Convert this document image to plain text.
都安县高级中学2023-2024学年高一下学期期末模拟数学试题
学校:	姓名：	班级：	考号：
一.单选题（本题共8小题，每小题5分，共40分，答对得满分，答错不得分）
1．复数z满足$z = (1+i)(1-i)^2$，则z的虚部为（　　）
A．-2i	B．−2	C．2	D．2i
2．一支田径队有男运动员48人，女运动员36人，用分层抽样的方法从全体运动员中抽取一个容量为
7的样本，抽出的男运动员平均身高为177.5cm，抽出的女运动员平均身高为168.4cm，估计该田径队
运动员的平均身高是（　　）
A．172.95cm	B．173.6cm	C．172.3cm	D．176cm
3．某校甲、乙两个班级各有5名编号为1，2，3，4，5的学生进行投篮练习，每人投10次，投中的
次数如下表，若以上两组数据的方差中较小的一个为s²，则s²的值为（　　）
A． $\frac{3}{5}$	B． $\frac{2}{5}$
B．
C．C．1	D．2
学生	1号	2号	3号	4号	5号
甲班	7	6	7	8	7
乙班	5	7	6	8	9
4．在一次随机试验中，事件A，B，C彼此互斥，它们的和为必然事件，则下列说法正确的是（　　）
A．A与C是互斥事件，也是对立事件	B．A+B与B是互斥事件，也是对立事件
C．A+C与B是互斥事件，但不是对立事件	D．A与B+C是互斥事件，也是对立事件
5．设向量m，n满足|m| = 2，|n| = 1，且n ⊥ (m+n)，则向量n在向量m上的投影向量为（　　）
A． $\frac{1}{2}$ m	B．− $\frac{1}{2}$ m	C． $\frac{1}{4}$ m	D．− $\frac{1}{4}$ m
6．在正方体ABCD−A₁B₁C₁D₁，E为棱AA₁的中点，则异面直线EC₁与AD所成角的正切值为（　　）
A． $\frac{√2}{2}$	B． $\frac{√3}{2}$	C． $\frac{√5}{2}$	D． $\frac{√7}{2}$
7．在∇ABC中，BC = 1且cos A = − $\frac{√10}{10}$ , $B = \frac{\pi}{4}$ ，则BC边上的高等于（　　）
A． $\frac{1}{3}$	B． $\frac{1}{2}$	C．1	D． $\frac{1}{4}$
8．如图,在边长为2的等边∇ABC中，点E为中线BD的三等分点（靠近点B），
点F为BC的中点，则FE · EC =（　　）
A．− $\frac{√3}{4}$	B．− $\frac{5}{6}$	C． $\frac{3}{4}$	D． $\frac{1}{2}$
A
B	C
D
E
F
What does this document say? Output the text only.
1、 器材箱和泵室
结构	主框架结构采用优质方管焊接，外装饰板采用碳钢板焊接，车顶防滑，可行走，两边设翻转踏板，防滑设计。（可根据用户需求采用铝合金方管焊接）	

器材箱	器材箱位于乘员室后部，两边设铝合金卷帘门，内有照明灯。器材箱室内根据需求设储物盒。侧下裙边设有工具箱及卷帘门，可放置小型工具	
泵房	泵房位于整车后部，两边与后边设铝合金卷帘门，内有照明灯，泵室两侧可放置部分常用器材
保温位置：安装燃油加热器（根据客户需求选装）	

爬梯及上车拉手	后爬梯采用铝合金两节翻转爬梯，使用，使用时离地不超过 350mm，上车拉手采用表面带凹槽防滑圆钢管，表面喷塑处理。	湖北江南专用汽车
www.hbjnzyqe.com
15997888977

· · · · · · ·

WHAT THE EXERCISE ASKS
Output the lines above verbatim and in full.

TASK ANSWER
Convert this document image to plain text.
都安县高级中学2023-2024学年高一下学期期末模拟数学试题
学校:	姓名：	班级：	考号：
一.单选题（本题共8小题，每小题5分，共40分，答对得满分，答错不得分）
1．复数z满足$z = (1+i)(1-i)^2$，则z的虚部为（　　）
A．-2i	B．−2	C．2	D．2i
2．一支田径队有男运动员48人，女运动员36人，用分层抽样的方法从全体运动员中抽取一个容量为
7的样本，抽出的男运动员平均身高为177.5cm，抽出的女运动员平均身高为168.4cm，估计该田径队
运动员的平均身高是（　　）
A．172.95cm	B．173.6cm	C．172.3cm	D．176cm
3．某校甲、乙两个班级各有5名编号为1，2，3，4，5的学生进行投篮练习，每人投10次，投中的
次数如下表，若以上两组数据的方差中较小的一个为s²，则s²的值为（　　）
A． $\frac{3}{5}$	B． $\frac{2}{5}$
B．
C．C．1	D．2
学生	1号	2号	3号	4号	5号
甲班	7	6	7	8	7
乙班	5	7	6	8	9
4．在一次随机试验中，事件A，B，C彼此互斥，它们的和为必然事件，则下列说法正确的是（　　）
A．A与C是互斥事件，也是对立事件	B．A+B与B是互斥事件，也是对立事件
C．A+C与B是互斥事件，但不是对立事件	D．A与B+C是互斥事件，也是对立事件
5．设向量m，n满足|m| = 2，|n| = 1，且n ⊥ (m+n)，则向量n在向量m上的投影向量为（　　）
A． $\frac{1}{2}$ m	B．− $\frac{1}{2}$ m	C． $\frac{1}{4}$ m	D．− $\frac{1}{4}$ m
6．在正方体ABCD−A₁B₁C₁D₁，E为棱AA₁的中点，则异面直线EC₁与AD所成角的正切值为（　　）
A． $\frac{√2}{2}$	B． $\frac{√3}{2}$	C． $\frac{√5}{2}$	D． $\frac{√7}{2}$
7．在∇ABC中，BC = 1且cos A = − $\frac{√10}{10}$ , $B = \frac{\pi}{4}$ ，则BC边上的高等于（　　）
A． $\frac{1}{3}$	B． $\frac{1}{2}$	C．1	D． $\frac{1}{4}$
8．如图,在边长为2的等边∇ABC中，点E为中线BD的三等分点（靠近点B），
点F为BC的中点，则FE · EC =（　　）
A．− $\frac{√3}{4}$	B．− $\frac{5}{6}$	C． $\frac{3}{4}$	D． $\frac{1}{2}$
A
B	C
D
E
F
What does this document say? Output the text only.
1、 器材箱和泵室
结构	主框架结构采用优质方管焊接，外装饰板采用碳钢板焊接，车顶防滑，可行走，两边设翻转踏板，防滑设计。（可根据用户需求采用铝合金方管焊接）	

器材箱	器材箱位于乘员室后部，两边设铝合金卷帘门，内有照明灯。器材箱室内根据需求设储物盒。侧下裙边设有工具箱及卷帘门，可放置小型工具	
泵房	泵房位于整车后部，两边与后边设铝合金卷帘门，内有照明灯，泵室两侧可放置部分常用器材
保温位置：安装燃油加热器（根据客户需求选装）	

爬梯及上车拉手	后爬梯采用铝合金两节翻转爬梯，使用，使用时离地不超过 350mm，上车拉手采用表面带凹槽防滑圆钢管，表面喷塑处理。	湖北江南专用汽车
www.hbjnzyqe.com
15997888977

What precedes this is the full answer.